**SHORT TASK:** Look for "Slope" in the listing below. Gather each line that contains it.

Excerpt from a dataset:
####################

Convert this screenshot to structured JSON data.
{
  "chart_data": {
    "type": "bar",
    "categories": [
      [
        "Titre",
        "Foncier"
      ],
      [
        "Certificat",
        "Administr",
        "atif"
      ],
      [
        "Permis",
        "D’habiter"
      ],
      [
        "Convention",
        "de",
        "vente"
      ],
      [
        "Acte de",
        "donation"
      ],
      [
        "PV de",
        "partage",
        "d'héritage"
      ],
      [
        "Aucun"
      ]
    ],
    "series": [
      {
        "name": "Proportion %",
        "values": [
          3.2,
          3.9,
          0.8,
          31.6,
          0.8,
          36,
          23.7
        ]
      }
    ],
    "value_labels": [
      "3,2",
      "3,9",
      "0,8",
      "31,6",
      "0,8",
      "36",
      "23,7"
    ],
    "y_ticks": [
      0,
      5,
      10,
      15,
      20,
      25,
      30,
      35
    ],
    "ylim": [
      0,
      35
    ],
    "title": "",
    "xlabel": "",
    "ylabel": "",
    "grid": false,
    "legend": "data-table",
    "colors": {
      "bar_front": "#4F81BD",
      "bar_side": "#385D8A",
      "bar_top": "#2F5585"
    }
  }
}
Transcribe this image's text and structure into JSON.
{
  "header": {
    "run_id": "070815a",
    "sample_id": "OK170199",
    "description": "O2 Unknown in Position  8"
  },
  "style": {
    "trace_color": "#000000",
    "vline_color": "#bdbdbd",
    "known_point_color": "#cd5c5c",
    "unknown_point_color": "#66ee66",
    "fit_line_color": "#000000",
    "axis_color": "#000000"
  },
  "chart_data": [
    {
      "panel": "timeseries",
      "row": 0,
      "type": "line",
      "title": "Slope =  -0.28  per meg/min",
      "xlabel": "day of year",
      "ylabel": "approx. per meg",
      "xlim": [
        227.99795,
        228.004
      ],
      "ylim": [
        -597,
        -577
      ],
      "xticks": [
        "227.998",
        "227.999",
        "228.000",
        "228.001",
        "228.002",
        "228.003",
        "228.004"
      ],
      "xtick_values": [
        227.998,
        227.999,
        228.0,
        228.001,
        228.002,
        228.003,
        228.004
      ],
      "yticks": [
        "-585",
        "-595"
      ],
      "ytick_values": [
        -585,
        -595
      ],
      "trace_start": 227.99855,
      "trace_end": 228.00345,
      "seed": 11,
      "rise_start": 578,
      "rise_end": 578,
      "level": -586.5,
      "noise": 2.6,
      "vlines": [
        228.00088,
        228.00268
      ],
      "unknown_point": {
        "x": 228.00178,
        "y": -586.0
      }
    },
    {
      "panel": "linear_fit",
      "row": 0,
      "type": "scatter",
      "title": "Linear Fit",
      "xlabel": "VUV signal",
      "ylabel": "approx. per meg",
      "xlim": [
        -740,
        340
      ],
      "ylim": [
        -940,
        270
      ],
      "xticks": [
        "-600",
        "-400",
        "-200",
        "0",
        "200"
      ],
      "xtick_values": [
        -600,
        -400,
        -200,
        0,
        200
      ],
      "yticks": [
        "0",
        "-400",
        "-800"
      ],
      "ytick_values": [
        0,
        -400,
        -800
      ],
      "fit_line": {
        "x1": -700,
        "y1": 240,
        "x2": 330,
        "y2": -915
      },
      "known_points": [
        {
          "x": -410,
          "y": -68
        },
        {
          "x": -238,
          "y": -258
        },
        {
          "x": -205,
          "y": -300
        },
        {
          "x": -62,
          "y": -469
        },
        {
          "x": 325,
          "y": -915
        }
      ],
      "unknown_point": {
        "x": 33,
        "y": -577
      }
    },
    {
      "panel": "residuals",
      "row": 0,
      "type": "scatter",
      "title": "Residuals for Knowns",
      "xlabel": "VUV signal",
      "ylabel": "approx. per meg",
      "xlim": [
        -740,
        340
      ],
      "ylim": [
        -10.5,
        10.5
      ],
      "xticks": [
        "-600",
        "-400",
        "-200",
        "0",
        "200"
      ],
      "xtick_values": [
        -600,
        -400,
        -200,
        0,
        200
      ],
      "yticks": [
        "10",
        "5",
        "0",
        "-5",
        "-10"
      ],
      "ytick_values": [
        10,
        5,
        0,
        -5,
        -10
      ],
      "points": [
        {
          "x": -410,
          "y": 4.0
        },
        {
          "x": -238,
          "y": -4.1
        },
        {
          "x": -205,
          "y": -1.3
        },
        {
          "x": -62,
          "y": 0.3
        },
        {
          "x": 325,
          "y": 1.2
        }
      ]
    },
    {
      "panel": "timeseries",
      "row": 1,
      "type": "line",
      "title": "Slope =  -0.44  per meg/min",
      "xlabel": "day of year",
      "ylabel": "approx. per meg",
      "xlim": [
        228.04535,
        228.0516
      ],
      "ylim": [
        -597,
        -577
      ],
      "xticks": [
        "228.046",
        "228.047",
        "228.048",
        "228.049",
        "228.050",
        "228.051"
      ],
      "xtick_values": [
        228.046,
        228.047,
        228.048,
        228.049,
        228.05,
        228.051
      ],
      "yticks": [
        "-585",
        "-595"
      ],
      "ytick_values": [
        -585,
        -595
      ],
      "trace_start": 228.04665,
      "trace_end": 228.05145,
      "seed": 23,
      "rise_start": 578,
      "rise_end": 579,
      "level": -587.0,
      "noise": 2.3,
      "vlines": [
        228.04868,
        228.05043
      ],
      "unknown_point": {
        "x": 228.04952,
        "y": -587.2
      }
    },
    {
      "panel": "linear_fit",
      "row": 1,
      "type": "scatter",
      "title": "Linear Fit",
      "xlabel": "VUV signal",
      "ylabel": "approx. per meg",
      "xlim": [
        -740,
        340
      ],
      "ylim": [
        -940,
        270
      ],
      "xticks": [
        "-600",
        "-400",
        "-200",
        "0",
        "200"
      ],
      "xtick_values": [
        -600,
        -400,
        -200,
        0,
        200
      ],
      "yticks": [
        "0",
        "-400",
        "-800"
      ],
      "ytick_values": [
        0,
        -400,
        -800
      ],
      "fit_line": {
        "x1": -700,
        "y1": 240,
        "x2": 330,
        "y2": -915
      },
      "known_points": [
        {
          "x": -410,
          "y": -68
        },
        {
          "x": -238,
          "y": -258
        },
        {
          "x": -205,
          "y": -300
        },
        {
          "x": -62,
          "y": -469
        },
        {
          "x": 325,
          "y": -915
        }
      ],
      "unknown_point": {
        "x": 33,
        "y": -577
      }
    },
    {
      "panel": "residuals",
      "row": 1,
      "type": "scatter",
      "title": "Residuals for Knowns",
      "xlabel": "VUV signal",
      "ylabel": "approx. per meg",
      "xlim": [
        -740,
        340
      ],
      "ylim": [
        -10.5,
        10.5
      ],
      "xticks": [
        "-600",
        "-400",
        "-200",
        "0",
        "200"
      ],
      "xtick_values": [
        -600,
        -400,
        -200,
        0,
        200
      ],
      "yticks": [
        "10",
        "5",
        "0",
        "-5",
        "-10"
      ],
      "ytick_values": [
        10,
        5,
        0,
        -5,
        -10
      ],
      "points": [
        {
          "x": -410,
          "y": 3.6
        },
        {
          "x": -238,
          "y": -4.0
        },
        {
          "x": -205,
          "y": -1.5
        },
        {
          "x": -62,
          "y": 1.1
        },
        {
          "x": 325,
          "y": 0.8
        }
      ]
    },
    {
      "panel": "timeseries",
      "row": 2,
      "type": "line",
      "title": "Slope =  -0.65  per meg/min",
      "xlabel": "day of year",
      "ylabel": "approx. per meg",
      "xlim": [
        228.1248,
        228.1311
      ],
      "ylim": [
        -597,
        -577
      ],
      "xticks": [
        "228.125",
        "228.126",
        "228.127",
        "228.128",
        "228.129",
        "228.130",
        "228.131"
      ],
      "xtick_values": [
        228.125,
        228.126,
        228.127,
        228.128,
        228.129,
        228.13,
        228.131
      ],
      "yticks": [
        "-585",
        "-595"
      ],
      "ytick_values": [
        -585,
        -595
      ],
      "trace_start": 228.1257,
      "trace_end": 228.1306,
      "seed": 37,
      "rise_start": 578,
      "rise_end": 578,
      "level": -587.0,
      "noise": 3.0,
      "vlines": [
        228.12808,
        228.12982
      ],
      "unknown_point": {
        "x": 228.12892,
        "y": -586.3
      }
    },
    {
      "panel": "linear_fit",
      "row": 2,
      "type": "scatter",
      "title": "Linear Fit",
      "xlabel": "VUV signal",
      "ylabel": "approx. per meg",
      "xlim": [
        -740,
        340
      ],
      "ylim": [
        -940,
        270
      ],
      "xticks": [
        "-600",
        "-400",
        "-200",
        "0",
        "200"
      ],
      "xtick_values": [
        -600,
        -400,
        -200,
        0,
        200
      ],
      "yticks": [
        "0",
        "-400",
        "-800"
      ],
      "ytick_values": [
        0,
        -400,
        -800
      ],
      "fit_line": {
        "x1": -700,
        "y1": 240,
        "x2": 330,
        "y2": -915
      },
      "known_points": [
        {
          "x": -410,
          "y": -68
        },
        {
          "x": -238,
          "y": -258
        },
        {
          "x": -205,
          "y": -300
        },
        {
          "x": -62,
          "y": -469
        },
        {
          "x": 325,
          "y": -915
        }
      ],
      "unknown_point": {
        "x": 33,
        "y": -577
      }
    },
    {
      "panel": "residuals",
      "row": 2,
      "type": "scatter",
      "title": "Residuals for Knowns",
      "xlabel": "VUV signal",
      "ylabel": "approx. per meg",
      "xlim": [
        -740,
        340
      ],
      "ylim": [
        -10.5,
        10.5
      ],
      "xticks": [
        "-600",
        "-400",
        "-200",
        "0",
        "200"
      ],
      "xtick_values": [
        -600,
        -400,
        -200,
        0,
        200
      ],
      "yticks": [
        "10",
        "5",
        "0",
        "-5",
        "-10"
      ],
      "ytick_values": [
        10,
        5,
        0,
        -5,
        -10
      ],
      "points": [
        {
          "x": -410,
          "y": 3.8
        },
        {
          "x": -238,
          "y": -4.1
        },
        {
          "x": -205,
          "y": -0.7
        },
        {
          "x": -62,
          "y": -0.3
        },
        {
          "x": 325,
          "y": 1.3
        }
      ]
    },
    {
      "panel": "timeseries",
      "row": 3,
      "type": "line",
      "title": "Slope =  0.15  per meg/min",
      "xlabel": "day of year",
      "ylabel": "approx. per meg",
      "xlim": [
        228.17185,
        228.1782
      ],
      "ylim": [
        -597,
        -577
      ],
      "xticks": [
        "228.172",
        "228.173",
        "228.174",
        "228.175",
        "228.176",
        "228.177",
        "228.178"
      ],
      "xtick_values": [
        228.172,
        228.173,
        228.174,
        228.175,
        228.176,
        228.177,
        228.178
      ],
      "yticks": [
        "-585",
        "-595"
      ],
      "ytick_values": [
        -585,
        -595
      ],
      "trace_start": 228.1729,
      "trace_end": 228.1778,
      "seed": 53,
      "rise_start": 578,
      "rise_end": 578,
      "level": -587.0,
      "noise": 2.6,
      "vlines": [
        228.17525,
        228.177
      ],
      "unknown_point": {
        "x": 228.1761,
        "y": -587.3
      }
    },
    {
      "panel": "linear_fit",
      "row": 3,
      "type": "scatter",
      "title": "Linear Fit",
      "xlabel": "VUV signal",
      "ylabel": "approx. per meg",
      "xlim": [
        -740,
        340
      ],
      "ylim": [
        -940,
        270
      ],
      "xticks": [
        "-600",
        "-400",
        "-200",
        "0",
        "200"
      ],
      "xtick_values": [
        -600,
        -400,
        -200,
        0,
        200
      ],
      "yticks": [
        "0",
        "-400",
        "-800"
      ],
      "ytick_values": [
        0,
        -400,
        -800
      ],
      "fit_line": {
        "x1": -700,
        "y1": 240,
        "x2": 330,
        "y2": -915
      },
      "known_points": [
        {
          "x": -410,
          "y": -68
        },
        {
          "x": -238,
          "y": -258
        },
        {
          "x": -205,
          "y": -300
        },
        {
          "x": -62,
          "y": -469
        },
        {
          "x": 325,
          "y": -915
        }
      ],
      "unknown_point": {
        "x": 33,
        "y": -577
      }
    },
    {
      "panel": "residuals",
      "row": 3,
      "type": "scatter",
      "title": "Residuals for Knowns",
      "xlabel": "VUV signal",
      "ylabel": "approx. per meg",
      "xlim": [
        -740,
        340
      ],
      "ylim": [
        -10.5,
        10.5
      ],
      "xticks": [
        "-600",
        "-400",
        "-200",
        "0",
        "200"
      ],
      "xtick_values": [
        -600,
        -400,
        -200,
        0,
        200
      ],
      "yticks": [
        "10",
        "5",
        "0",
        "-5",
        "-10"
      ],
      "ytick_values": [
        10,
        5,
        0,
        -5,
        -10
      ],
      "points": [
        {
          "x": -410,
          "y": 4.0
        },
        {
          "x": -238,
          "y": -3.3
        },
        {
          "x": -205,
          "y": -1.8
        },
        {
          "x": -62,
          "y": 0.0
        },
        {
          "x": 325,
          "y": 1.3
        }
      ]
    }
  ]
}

####################

**WRITTEN ANSWER:**
      "title": "Slope =  -0.28  per meg/min",
      "title": "Slope =  -0.44  per meg/min",
      "title": "Slope =  -0.65  per meg/min",
      "title": "Slope =  0.15  per meg/min",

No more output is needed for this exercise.